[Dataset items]

## Start

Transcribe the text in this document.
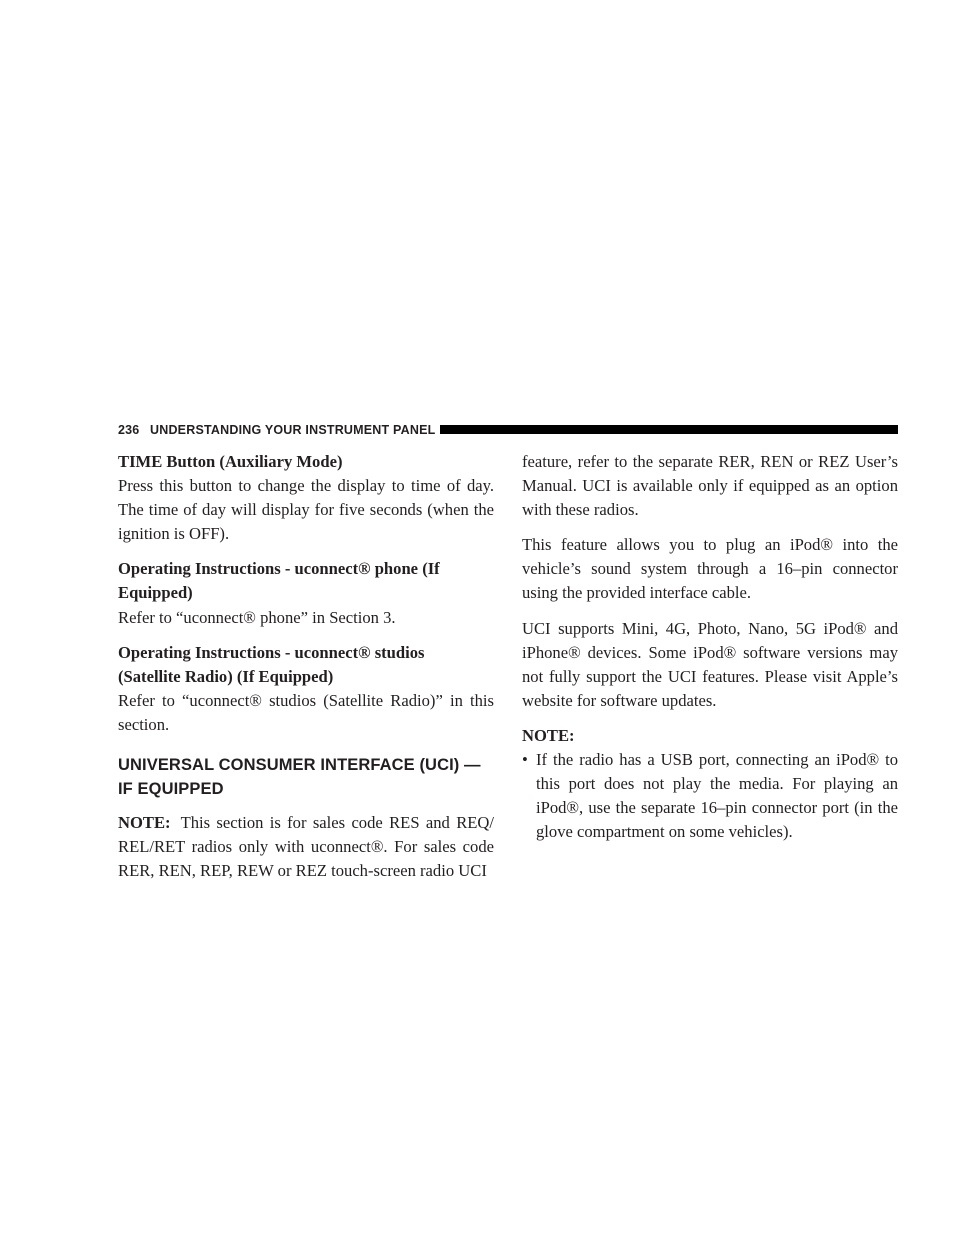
236 UNDERSTANDING YOUR INSTRUMENT PANEL

TIME Button (Auxiliary Mode)

Press this button to change the display to time of day. The time of day will display for five seconds (when the ignition is OFF).

Operating Instructions - uconnect® phone (If

Equipped)

Refer to “uconnect® phone” in Section 3.

Operating Instructions - uconnect® studios

(Satellite Radio) (If Equipped)

Refer to “uconnect® studios (Satellite Radio)” in this section.

UNIVERSAL CONSUMER INTERFACE (UCI) — IF EQUIPPED

NOTE: This section is for sales code RES and REQ/ REL/RET radios only with uconnect®. For sales code RER, REN, REP, REW or REZ touch-screen radio UCI

feature, refer to the separate RER, REN or REZ User’s Manual. UCI is available only if equipped as an option with these radios.

This feature allows you to plug an iPod® into the vehicle’s sound system through a 16–pin connector using the provided interface cable.

UCI supports Mini, 4G, Photo, Nano, 5G iPod® and iPhone® devices. Some iPod® software versions may not fully support the UCI features. Please visit Apple’s website for software updates.

NOTE:

• If the radio has a USB port, connecting an iPod® to this port does not play the media. For playing an iPod®, use the separate 16–pin connector port (in the glove compartment on some vehicles).
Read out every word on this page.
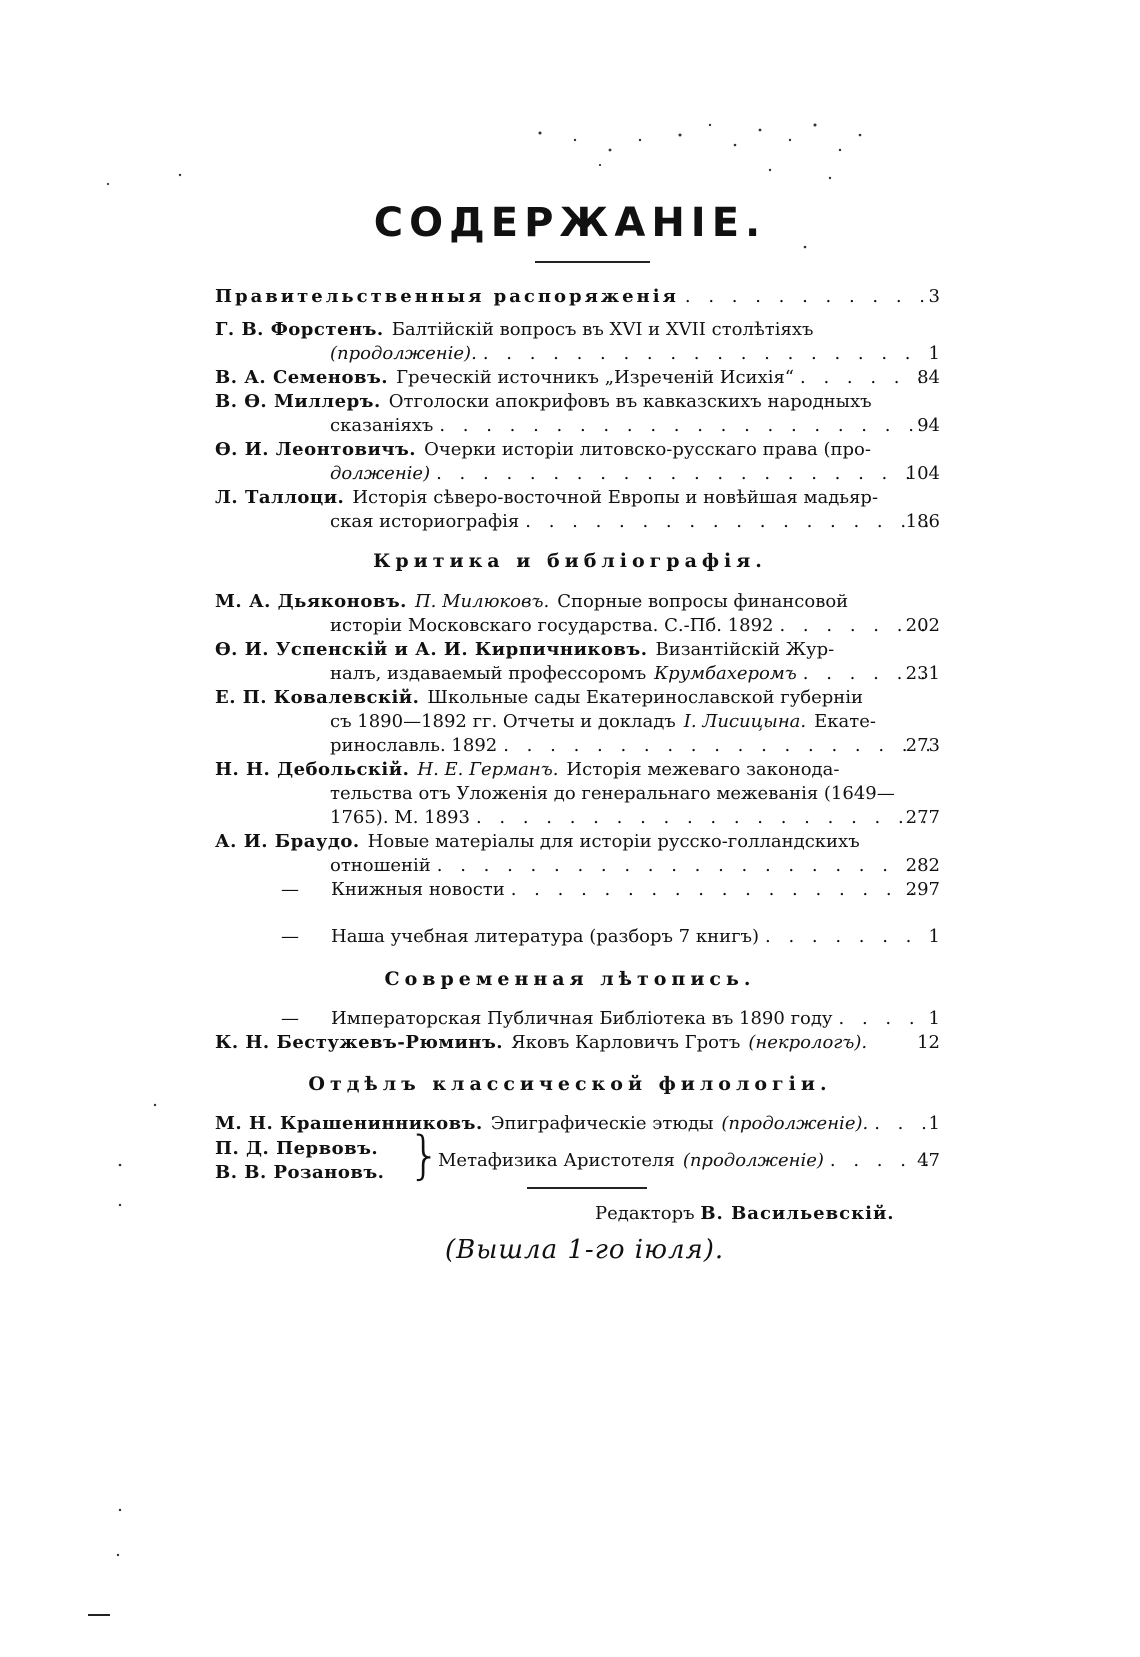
СОДЕРЖАНІЕ.
Правительственныя распоряженія . . .	3
Г. В. Форстенъ. Балтійскій вопросъ въ XVI и XVII столѣтіяхъ
(продолженіе). . . .	1
В. А. Семеновъ. Греческій источникъ „Изреченій Исихія“ . . .	84
В. Ө. Миллеръ. Отголоски апокрифовъ въ кавказскихъ народныхъ
сказаніяхъ . . .	94
Ө. И. Леонтовичъ. Очерки исторіи литовско-русскаго права (про-
долженіе) . . .	104
Л. Таллоци. Исторія сѣверо-восточной Европы и новѣйшая мадьяр-
ская историографія . . .	186
Критика и библіографія.
М. А. Дьяконовъ. П. Милюковъ. Спорные вопросы финансовой
исторіи Московскаго государства. С.-Пб. 1892 . . .	202
Ө. И. Успенскій и А. И. Кирпичниковъ. Византійскій Жур-
налъ, издаваемый профессоромъ Крумбахеромъ . . .	231
Е. П. Ковалевскій. Школьные сады Екатеринославской губерніи
съ 1890—1892 гг. Отчеты и докладъ І. Лисицына. Екате-
ринославль. 1892 . . .	273
Н. Н. Дебольскій. Н. Е. Германъ. Исторія межеваго законода-
тельства отъ Уложенія до генеральнаго межеванія (1649—
1765). М. 1893 . . .	277
А. И. Браудо. Новые матеріалы для исторіи русско-голландскихъ
отношеній . . .	282
—	Книжныя новости . . .	297
—	Наша учебная литература (разборъ 7 книгъ) . . .	1
Современная лѣтопись.
—	Императорская Публичная Библіотека въ 1890 году . . .	1
К. Н. Бестужевъ-Рюминъ. Яковъ Карловичъ Гротъ (некрологъ).	12
Отдѣлъ классической филологіи.
М. Н. Крашенинниковъ. Эпиграфическіе этюды (продолженіе). . . .	1
П. Д. Первовъ.
В. В. Розановъ. }
Метафизика Аристотеля (продолженіе) . . .	47
Редакторъ В. Васильевскій.
(Вышла 1-го іюля).
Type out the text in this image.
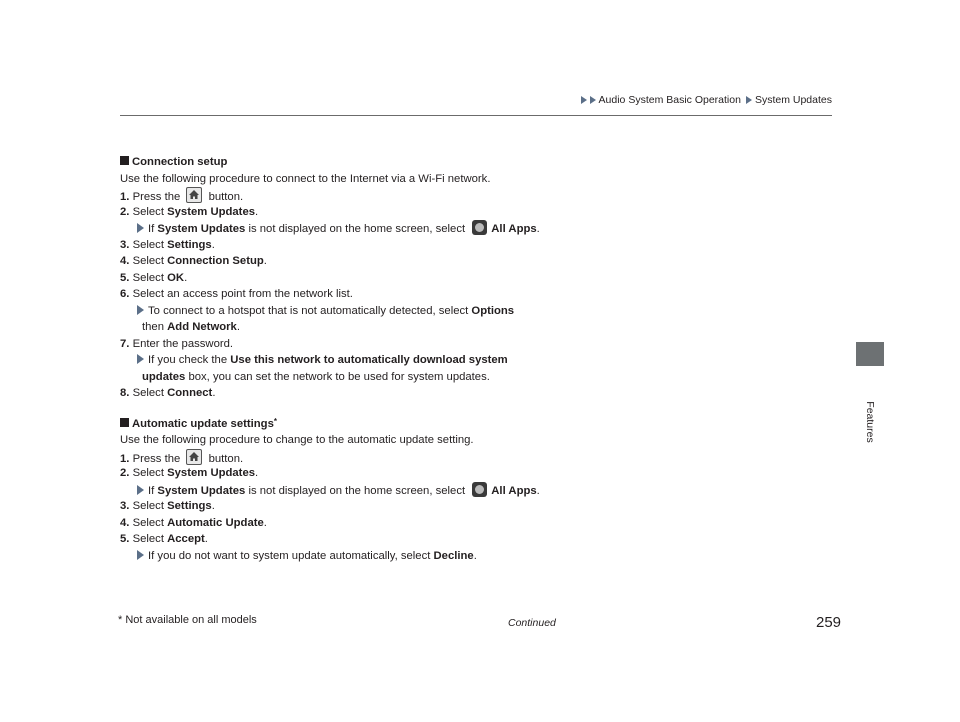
Audio System Basic Operation System Updates
Features
Connection setup
Use the following procedure to connect to the Internet via a Wi-Fi network.
1. Press the	button.
2. Select System Updates.
If System Updates is not displayed on the home screen, select All Apps.
3. Select Settings.
4. Select Connection Setup.
5. Select OK.
6. Select an access point from the network list.
To connect to a hotspot that is not automatically detected, select Options
then Add Network.
7. Enter the password.
If you check the Use this network to automatically download system
updates box, you can set the network to be used for system updates.
8. Select Connect.
Automatic update settings*
Use the following procedure to change to the automatic update setting.
1. Press the	button.
2. Select System Updates.
If System Updates is not displayed on the home screen, select All Apps.
3. Select Settings.
4. Select Automatic Update.
5. Select Accept.
If you do not want to system update automatically, select Decline.
* Not available on all models	Continued	259
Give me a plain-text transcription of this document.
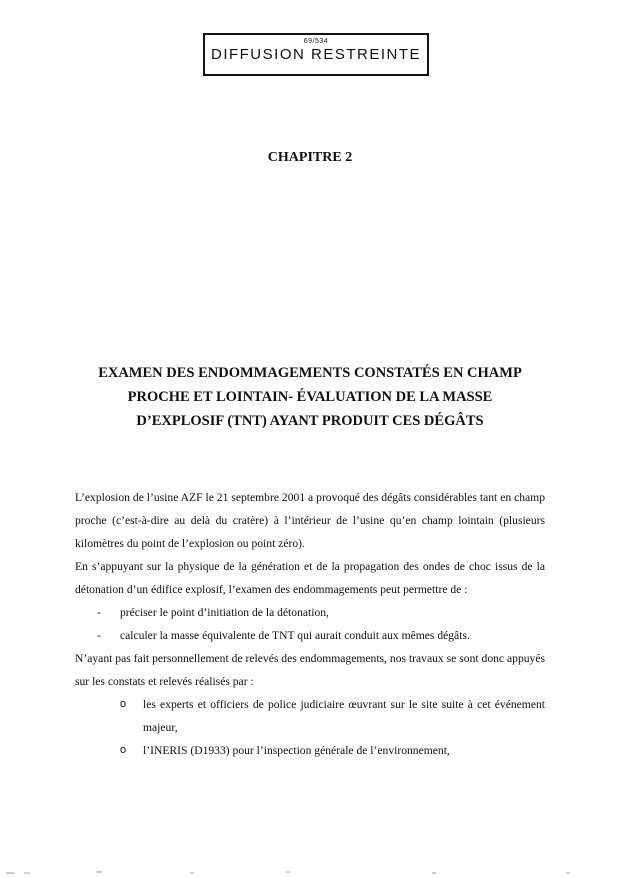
69/534
DIFFUSION RESTREINTE
CHAPITRE 2
EXAMEN DES ENDOMMAGEMENTS CONSTATÉS EN CHAMP
PROCHE ET LOINTAIN- ÉVALUATION DE LA MASSE
D’EXPLOSIF (TNT) AYANT PRODUIT CES DÉGÂTS

L’explosion de l’usine AZF le 21 septembre 2001 a provoqué des dégâts considérables tant en champ proche (c’est-à-dire au delà du cratère) à l’intérieur de l’usine qu’en champ lointain (plusieurs kilomètres du point de l’explosion ou point zéro).

En s’appuyant sur la physique de la génération et de la propagation des ondes de choc issus de la détonation d’un édifice explosif, l’examen des endommagements peut permettre de :

- préciser le point d’initiation de la détonation,
- calculer la masse équivalente de TNT qui aurait conduit aux mêmes dégâts.

N’ayant pas fait personnellement de relevés des endommagements, nos travaux se sont donc appuyés sur les constats et relevés réalisés par :

o les experts et officiers de police judiciaire œuvrant sur le site suite à cet événement majeur,
o l’INERIS (D1933) pour l’inspection générale de l’environnement,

## End

Stated problem:
Drop the pictures and reproduce the rest of the entries above exactly.

Reply to the exercise:
Transcribe the text in this document.
236 UNDERSTANDING YOUR INSTRUMENT PANEL

TIME Button (Auxiliary Mode)

Press this button to change the display to time of day. The time of day will display for five seconds (when the ignition is OFF).

Operating Instructions - uconnect® phone (If

Equipped)

Refer to “uconnect® phone” in Section 3.

Operating Instructions - uconnect® studios

(Satellite Radio) (If Equipped)

Refer to “uconnect® studios (Satellite Radio)” in this section.

UNIVERSAL CONSUMER INTERFACE (UCI) — IF EQUIPPED

NOTE: This section is for sales code RES and REQ/ REL/RET radios only with uconnect®. For sales code RER, REN, REP, REW or REZ touch-screen radio UCI

feature, refer to the separate RER, REN or REZ User’s Manual. UCI is available only if equipped as an option with these radios.

This feature allows you to plug an iPod® into the vehicle’s sound system through a 16–pin connector using the provided interface cable.

UCI supports Mini, 4G, Photo, Nano, 5G iPod® and iPhone® devices. Some iPod® software versions may not fully support the UCI features. Please visit Apple’s website for software updates.

NOTE:

• If the radio has a USB port, connecting an iPod® to this port does not play the media. For playing an iPod®, use the separate 16–pin connector port (in the glove compartment on some vehicles).
Read out every word on this page.
СОДЕРЖАНІЕ.
Правительственныя распоряженія . . .	3
Г. В. Форстенъ. Балтійскій вопросъ въ XVI и XVII столѣтіяхъ
(продолженіе). . . .	1
В. А. Семеновъ. Греческій источникъ „Изреченій Исихія“ . . .	84
В. Ө. Миллеръ. Отголоски апокрифовъ въ кавказскихъ народныхъ
сказаніяхъ . . .	94
Ө. И. Леонтовичъ. Очерки исторіи литовско-русскаго права (про-
долженіе) . . .	104
Л. Таллоци. Исторія сѣверо-восточной Европы и новѣйшая мадьяр-
ская историографія . . .	186
Критика и библіографія.
М. А. Дьяконовъ. П. Милюковъ. Спорные вопросы финансовой
исторіи Московскаго государства. С.-Пб. 1892 . . .	202
Ө. И. Успенскій и А. И. Кирпичниковъ. Византійскій Жур-
налъ, издаваемый профессоромъ Крумбахеромъ . . .	231
Е. П. Ковалевскій. Школьные сады Екатеринославской губерніи
съ 1890—1892 гг. Отчеты и докладъ І. Лисицына. Екате-
ринославль. 1892 . . .	273
Н. Н. Дебольскій. Н. Е. Германъ. Исторія межеваго законода-
тельства отъ Уложенія до генеральнаго межеванія (1649—
1765). М. 1893 . . .	277
А. И. Браудо. Новые матеріалы для исторіи русско-голландскихъ
отношеній . . .	282
—	Книжныя новости . . .	297
—	Наша учебная литература (разборъ 7 книгъ) . . .	1
Современная лѣтопись.
—	Императорская Публичная Библіотека въ 1890 году . . .	1
К. Н. Бестужевъ-Рюминъ. Яковъ Карловичъ Гротъ (некрологъ).	12
Отдѣлъ классической филологіи.
М. Н. Крашенинниковъ. Эпиграфическіе этюды (продолженіе). . . .	1
П. Д. Первовъ.
В. В. Розановъ. }
Метафизика Аристотеля (продолженіе) . . .	47
Редакторъ В. Васильевскій.
(Вышла 1-го іюля).
Type out the text in this image.
Audio System Basic Operation System Updates
Features
Connection setup
Use the following procedure to connect to the Internet via a Wi-Fi network.
1. Press the	button.
2. Select System Updates.
If System Updates is not displayed on the home screen, select All Apps.
3. Select Settings.
4. Select Connection Setup.
5. Select OK.
6. Select an access point from the network list.
To connect to a hotspot that is not automatically detected, select Options
then Add Network.
7. Enter the password.
If you check the Use this network to automatically download system
updates box, you can set the network to be used for system updates.
8. Select Connect.
Automatic update settings*
Use the following procedure to change to the automatic update setting.
1. Press the	button.
2. Select System Updates.
If System Updates is not displayed on the home screen, select All Apps.
3. Select Settings.
4. Select Automatic Update.
5. Select Accept.
If you do not want to system update automatically, select Decline.
* Not available on all models	Continued	259
Give me a plain-text transcription of this document.
69/534
DIFFUSION RESTREINTE
CHAPITRE 2
EXAMEN DES ENDOMMAGEMENTS CONSTATÉS EN CHAMP
PROCHE ET LOINTAIN- ÉVALUATION DE LA MASSE
D’EXPLOSIF (TNT) AYANT PRODUIT CES DÉGÂTS

L’explosion de l’usine AZF le 21 septembre 2001 a provoqué des dégâts considérables tant en champ proche (c’est-à-dire au delà du cratère) à l’intérieur de l’usine qu’en champ lointain (plusieurs kilomètres du point de l’explosion ou point zéro).

En s’appuyant sur la physique de la génération et de la propagation des ondes de choc issus de la détonation d’un édifice explosif, l’examen des endommagements peut permettre de :

- préciser le point d’initiation de la détonation,
- calculer la masse équivalente de TNT qui aurait conduit aux mêmes dégâts.

N’ayant pas fait personnellement de relevés des endommagements, nos travaux se sont donc appuyés sur les constats et relevés réalisés par :

o les experts et officiers de police judiciaire œuvrant sur le site suite à cet événement majeur,
o l’INERIS (D1933) pour l’inspection générale de l’environnement,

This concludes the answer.